>> BEGIN WORKING DATA

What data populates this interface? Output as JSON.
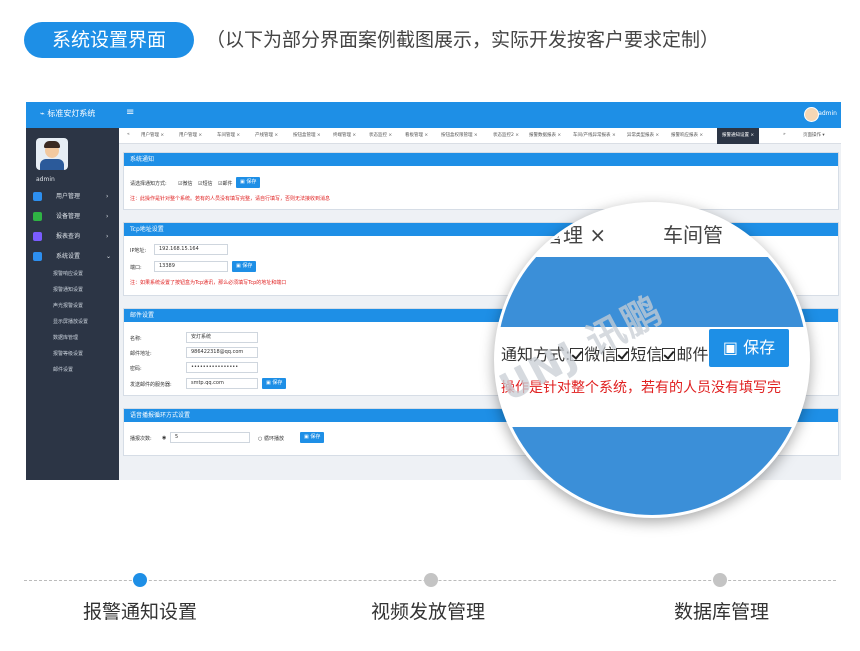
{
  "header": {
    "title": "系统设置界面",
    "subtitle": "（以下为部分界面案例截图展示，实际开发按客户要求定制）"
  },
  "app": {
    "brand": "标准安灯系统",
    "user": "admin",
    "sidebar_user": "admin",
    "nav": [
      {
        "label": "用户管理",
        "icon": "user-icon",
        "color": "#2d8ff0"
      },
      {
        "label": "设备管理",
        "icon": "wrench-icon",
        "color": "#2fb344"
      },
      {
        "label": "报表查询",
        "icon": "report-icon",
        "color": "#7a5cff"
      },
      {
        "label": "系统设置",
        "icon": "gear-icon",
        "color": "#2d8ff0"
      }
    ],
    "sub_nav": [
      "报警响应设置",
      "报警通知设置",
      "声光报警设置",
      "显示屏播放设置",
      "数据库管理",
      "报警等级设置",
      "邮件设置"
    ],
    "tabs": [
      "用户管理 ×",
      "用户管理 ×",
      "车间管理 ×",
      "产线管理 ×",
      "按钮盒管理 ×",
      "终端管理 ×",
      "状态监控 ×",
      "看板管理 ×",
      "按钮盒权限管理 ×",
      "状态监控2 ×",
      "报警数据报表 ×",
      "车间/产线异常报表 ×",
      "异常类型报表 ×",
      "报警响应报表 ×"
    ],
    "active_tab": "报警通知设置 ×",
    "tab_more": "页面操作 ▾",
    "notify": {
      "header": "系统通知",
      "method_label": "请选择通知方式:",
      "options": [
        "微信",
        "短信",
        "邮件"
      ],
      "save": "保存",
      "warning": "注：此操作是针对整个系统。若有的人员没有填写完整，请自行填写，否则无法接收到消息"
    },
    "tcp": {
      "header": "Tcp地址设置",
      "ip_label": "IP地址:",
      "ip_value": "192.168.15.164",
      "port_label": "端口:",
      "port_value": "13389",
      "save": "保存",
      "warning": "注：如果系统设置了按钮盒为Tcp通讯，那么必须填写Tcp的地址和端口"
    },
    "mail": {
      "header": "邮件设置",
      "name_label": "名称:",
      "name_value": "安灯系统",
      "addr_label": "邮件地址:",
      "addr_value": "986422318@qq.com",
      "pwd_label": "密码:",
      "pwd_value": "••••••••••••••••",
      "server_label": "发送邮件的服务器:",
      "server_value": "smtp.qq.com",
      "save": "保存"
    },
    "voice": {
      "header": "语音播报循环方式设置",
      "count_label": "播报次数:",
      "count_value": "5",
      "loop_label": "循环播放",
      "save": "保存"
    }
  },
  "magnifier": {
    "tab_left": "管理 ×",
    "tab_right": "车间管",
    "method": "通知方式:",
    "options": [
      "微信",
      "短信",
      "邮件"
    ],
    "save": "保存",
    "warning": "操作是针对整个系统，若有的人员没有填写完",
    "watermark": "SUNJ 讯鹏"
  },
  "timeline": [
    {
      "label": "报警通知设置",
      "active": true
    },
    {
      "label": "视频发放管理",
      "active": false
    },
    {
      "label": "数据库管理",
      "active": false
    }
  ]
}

>> END WORKING DATA
>> BEGIN WORKING DATA

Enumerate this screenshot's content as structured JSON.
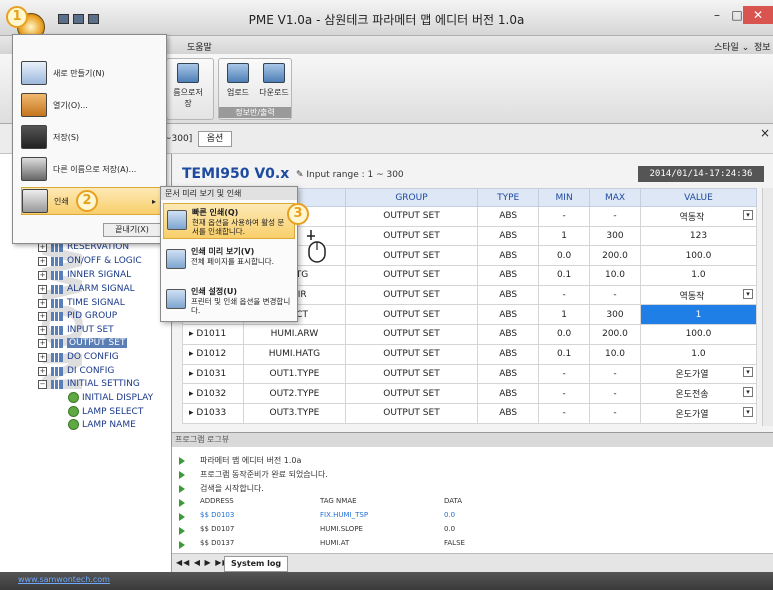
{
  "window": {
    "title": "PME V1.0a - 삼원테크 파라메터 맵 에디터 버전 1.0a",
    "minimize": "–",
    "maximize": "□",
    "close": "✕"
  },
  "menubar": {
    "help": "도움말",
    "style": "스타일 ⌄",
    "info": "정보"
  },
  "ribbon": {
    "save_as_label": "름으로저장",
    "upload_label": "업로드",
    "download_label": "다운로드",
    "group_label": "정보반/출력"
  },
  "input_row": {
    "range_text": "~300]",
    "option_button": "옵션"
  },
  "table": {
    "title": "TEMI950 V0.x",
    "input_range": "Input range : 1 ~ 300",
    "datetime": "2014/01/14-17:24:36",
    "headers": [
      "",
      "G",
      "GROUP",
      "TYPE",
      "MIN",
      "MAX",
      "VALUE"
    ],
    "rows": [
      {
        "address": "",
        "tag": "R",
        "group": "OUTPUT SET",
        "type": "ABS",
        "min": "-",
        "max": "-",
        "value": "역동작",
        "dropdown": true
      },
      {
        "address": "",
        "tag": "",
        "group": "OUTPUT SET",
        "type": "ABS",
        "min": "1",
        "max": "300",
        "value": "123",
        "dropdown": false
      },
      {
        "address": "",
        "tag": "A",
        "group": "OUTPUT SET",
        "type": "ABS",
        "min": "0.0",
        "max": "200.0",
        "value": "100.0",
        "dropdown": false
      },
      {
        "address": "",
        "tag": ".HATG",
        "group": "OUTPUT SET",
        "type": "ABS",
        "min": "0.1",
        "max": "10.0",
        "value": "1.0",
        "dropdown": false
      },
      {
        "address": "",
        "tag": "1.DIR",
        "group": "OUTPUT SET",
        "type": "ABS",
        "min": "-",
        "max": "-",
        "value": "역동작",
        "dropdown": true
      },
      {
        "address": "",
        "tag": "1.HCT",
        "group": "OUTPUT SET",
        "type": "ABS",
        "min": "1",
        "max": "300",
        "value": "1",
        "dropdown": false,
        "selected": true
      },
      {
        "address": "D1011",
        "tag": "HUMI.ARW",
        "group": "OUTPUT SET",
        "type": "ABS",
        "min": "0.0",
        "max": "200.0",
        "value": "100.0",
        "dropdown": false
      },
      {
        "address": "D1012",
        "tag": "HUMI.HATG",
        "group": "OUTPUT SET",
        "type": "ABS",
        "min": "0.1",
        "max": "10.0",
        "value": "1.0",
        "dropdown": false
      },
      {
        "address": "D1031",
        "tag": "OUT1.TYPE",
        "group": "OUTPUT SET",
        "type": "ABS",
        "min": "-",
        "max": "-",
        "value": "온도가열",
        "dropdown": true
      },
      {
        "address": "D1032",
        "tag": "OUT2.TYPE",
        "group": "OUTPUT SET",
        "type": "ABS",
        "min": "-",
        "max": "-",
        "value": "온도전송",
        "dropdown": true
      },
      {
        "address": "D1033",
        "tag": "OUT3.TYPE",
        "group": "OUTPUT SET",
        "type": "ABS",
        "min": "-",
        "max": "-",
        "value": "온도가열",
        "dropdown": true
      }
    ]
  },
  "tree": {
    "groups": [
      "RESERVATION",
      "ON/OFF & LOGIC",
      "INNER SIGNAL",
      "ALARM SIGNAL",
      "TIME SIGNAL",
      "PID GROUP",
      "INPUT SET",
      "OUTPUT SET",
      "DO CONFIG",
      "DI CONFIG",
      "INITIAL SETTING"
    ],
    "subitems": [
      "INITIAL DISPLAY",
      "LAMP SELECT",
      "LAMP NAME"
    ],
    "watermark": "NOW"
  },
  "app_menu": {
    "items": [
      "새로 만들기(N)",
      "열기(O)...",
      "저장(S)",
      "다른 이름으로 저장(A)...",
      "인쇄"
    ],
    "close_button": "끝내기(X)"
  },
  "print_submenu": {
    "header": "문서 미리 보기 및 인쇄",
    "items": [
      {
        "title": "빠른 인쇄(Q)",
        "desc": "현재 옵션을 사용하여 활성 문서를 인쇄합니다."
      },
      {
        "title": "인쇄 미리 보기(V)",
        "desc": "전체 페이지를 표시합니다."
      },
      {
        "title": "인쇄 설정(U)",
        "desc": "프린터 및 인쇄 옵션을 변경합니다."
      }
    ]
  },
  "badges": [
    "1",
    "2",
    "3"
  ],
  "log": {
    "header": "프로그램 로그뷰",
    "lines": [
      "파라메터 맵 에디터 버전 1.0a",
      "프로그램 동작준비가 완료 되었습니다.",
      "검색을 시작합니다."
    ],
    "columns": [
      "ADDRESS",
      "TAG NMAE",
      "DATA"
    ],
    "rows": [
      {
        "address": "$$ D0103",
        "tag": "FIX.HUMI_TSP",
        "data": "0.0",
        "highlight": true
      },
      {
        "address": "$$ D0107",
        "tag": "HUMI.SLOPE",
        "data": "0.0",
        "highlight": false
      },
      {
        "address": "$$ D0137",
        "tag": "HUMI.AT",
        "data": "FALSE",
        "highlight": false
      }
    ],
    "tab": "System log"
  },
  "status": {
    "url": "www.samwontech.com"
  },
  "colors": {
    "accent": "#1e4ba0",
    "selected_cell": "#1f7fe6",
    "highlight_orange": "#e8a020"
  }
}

>> END WORKING DATA

- **WORK TO COMPLETE**
Copy out each line of the data containing the string "SIGNAL".

- **ANSWER FOR THIS EXERCISE**
      "INNER SIGNAL",
      "ALARM SIGNAL",
      "TIME SIGNAL",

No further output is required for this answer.